----- EXTRACTO DE PÁGINA -----

Día de la Ciencia: la mirada crítica de Eduardo Galeano sobre el progreso
“Descubre cómo la medicina contemporánea prioriza la apariencia sobre la salud en un revelador retrato de la sociedad actual.”
En Los Hijos de los Días, Eduardo Galeano recoge una observación tan mordaz como incómoda para retratar una de las contradicciones más visibles de la medicina contemporánea. A través de un tono irónico, el escritor uruguayo enlaza la ciencia con una reflexión sobre las prioridades sociales y económicas que marcan la atención a distintas necesidades humanas.
El pasaje, asociado al Día de la Ciencia, resume con agudeza una idea que atraviesa buena parte de su obra: la vida cotidiana está hecha tanto de materia como de relatos, y en ese cruce aparecen desigualdades que invitan a pensar. Galeano plantea así una crítica directa a la forma en que se distribuyen los recursos en el mundo, especialmente cuando se comparan áreas de salud con otros ámbitos de consumo y apariencia.
En ese contexto, el autor cita al médico brasileño Drauzio Varella, quien ha señalado que el mundo destina cinco veces menos dinero a la cura del mal de Alzheimer que a los estímulos para la sexualidad masculina y a los silicones para la belleza femenina.
La frase que acompaña esa comparación condensa el tono provocador del texto: “De aquí a unos años, tendremos viejas de tetas grandes y viejos de penes duros, pero ninguno de ellos recordará para qué sirven”. Con esa sentencia, Galeano convierte una estadística en una crítica cultural de amplio alcance.

----- CONTENIDO DEL CONJUNTO -----

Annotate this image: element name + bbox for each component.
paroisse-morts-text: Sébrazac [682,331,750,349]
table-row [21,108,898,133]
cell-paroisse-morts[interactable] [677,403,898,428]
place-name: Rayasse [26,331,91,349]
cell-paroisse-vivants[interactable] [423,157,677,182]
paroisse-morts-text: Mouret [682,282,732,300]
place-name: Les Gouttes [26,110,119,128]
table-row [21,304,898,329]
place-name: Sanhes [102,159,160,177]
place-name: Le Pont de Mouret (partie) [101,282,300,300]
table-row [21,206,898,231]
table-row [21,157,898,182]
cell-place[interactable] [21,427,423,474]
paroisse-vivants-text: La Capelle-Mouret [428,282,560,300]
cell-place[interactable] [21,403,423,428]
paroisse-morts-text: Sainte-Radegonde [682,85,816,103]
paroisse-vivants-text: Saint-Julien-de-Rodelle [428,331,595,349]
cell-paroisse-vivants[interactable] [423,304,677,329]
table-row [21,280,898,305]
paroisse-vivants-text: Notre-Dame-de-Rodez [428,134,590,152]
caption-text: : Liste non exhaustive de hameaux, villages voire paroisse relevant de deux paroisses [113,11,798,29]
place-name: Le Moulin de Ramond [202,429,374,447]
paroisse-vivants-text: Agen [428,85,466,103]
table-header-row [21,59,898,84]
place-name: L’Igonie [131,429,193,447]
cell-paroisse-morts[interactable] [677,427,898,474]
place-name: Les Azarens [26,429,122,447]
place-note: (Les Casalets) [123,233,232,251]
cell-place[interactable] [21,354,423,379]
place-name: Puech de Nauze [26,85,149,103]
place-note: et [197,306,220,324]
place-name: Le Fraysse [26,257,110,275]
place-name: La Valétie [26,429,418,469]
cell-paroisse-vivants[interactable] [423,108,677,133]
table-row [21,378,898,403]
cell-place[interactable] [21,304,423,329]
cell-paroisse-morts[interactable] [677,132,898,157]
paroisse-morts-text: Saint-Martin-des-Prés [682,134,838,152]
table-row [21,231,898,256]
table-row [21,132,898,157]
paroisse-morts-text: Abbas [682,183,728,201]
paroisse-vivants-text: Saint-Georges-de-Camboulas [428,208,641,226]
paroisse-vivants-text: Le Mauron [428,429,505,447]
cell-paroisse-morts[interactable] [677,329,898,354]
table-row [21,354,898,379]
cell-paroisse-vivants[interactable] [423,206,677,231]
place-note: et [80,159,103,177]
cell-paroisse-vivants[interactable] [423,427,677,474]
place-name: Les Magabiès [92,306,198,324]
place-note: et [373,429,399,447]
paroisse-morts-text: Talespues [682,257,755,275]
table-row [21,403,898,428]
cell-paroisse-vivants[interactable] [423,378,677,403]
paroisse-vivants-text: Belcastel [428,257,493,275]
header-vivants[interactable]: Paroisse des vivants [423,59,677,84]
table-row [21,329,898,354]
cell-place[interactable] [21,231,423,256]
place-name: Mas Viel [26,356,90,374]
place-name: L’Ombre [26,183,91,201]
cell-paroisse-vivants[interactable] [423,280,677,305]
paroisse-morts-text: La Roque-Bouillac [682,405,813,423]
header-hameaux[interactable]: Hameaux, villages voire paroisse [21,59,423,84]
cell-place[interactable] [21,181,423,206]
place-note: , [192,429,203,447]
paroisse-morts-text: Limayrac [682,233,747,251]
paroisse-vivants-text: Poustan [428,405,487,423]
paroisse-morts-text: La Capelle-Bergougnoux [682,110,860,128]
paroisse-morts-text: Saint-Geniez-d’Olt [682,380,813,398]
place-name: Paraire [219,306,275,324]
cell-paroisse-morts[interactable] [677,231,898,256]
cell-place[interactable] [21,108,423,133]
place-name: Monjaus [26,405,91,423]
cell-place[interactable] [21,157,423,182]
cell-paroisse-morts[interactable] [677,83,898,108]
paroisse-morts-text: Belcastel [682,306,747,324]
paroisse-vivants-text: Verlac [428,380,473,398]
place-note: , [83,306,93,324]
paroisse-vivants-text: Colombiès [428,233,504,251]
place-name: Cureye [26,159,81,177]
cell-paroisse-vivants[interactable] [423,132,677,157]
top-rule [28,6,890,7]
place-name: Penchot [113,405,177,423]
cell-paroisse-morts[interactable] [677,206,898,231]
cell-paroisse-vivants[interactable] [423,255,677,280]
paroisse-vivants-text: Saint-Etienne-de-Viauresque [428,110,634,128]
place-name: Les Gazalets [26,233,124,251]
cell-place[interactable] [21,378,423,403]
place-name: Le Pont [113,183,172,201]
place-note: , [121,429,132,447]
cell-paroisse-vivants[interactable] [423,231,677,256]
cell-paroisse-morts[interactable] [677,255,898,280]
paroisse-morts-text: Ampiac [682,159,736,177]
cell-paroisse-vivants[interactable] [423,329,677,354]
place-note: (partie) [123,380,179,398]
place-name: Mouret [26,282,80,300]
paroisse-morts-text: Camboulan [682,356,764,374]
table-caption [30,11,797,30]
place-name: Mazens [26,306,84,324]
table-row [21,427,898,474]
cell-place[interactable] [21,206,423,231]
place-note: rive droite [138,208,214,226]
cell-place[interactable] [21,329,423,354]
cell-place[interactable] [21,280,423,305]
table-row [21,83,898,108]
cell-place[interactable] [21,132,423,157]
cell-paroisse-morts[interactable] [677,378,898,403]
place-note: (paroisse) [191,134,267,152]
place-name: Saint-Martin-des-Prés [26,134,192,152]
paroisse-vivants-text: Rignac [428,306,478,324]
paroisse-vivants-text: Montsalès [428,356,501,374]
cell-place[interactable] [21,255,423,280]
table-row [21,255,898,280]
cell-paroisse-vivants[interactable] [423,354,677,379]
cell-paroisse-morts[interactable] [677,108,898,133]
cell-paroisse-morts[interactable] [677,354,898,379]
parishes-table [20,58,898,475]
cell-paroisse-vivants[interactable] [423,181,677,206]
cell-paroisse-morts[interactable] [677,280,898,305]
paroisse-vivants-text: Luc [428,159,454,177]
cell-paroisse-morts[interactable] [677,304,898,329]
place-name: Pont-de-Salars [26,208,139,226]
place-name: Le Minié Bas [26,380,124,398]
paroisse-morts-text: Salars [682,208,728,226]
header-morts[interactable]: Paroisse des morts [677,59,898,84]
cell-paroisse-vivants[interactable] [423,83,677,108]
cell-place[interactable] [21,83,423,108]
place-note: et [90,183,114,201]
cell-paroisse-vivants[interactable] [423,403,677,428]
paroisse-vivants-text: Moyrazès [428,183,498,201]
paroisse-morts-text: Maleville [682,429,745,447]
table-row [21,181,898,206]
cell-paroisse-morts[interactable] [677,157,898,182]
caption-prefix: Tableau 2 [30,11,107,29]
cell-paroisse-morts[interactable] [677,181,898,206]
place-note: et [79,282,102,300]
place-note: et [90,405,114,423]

-----

• [TAREAS REQUERIDAS]
a: Responda según el artículo sobre Galeano:
(i) ¿En qué obra recoge Galeano la observación comentada?
(ii) ¿Qué profesión y nacionalidad se atribuyen a Drauzio Varella?
(iii) ¿Cuántas veces menos dinero destina el mundo a la cura del mal de Alzheimer, según la cita?
b: Transcriba del artículo sobre Galeano el fragmento que va de "En ese contexto, el" a "la belleza femenina.".
Las filas proceden de una fuente distinta a la del artículo sobre Galeano.

• [RESPUESTAS DEL EJERCICIO]
a:
(i) En Los Hijos de los Días.
(ii) Es médico brasileño.
(iii) Cinco veces menos.

b:
En ese contexto, el autor cita al médico brasileño Drauzio Varella, quien ha señalado que el mundo destina cinco veces menos dinero a la cura del mal de Alzheimer que a los estímulos para la sexualidad masculina y a los silicones para la belleza femenina.